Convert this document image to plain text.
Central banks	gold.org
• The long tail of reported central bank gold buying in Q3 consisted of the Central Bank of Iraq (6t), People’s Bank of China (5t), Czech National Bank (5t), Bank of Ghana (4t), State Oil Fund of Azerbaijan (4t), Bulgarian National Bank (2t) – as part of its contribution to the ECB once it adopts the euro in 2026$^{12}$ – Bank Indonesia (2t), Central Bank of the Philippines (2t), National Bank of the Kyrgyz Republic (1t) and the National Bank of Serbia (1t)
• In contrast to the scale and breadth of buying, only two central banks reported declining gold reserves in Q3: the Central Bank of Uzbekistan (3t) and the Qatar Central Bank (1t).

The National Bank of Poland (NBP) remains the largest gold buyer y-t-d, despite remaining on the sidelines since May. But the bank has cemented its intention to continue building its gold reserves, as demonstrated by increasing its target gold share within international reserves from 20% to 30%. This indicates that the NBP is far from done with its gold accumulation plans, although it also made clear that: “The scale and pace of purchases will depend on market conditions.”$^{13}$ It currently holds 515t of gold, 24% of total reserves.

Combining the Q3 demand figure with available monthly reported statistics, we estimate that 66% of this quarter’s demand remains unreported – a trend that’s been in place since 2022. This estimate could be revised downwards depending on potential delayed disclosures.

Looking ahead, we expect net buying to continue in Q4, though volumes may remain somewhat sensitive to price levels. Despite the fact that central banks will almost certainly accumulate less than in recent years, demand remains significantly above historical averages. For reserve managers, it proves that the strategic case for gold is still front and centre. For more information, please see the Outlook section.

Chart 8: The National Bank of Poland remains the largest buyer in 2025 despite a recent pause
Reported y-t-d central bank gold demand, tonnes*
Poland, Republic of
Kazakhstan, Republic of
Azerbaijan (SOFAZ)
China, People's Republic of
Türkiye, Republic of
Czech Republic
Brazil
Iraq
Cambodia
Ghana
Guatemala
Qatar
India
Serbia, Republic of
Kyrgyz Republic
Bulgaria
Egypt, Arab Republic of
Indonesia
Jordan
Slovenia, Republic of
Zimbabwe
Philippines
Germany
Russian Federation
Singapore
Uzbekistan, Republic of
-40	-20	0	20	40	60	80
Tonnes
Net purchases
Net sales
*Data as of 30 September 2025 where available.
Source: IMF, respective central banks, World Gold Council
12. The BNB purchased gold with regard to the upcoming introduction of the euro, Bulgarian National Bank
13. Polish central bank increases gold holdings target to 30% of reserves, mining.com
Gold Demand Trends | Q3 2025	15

+++++

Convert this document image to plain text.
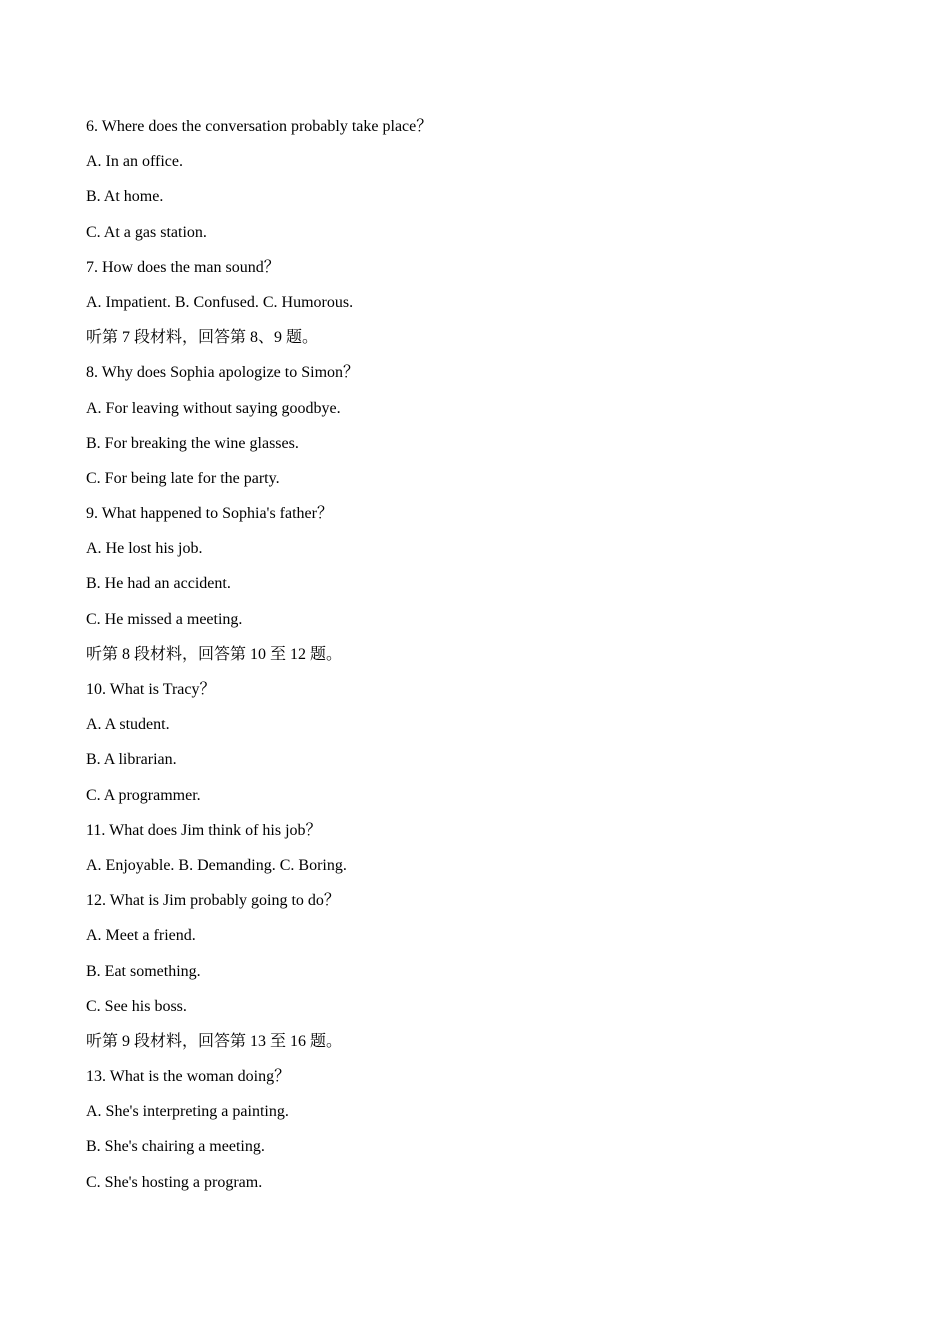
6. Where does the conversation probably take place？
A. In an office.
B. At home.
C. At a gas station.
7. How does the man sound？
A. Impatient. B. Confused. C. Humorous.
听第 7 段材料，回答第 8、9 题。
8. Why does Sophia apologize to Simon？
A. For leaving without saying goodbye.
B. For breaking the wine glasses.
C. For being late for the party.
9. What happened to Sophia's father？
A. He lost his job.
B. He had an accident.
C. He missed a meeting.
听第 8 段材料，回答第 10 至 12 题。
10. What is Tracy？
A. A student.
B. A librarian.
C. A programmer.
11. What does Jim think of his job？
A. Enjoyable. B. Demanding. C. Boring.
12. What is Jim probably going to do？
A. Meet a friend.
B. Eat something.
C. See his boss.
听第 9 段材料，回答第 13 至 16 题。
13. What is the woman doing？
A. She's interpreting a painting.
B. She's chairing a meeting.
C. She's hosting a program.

+++++

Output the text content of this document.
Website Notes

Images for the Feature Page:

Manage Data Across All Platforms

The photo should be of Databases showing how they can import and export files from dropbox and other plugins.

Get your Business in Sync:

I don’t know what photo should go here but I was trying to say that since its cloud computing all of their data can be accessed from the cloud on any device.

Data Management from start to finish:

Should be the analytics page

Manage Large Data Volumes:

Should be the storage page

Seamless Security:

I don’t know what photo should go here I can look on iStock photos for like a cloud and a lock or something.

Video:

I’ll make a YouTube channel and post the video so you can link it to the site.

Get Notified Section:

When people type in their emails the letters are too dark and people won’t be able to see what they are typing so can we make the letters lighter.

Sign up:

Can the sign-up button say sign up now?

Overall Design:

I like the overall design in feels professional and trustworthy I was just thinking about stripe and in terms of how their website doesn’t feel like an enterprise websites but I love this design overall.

+++++

■ Exercise directions ■
Pull out every line containing "cloud".

■ Response to the task ■
I don’t know what photo should go here but I was trying to say that since its cloud computing all of their data can be accessed from the cloud on any device.
I don’t know what photo should go here I can look on iStock photos for like a cloud and a lock or something.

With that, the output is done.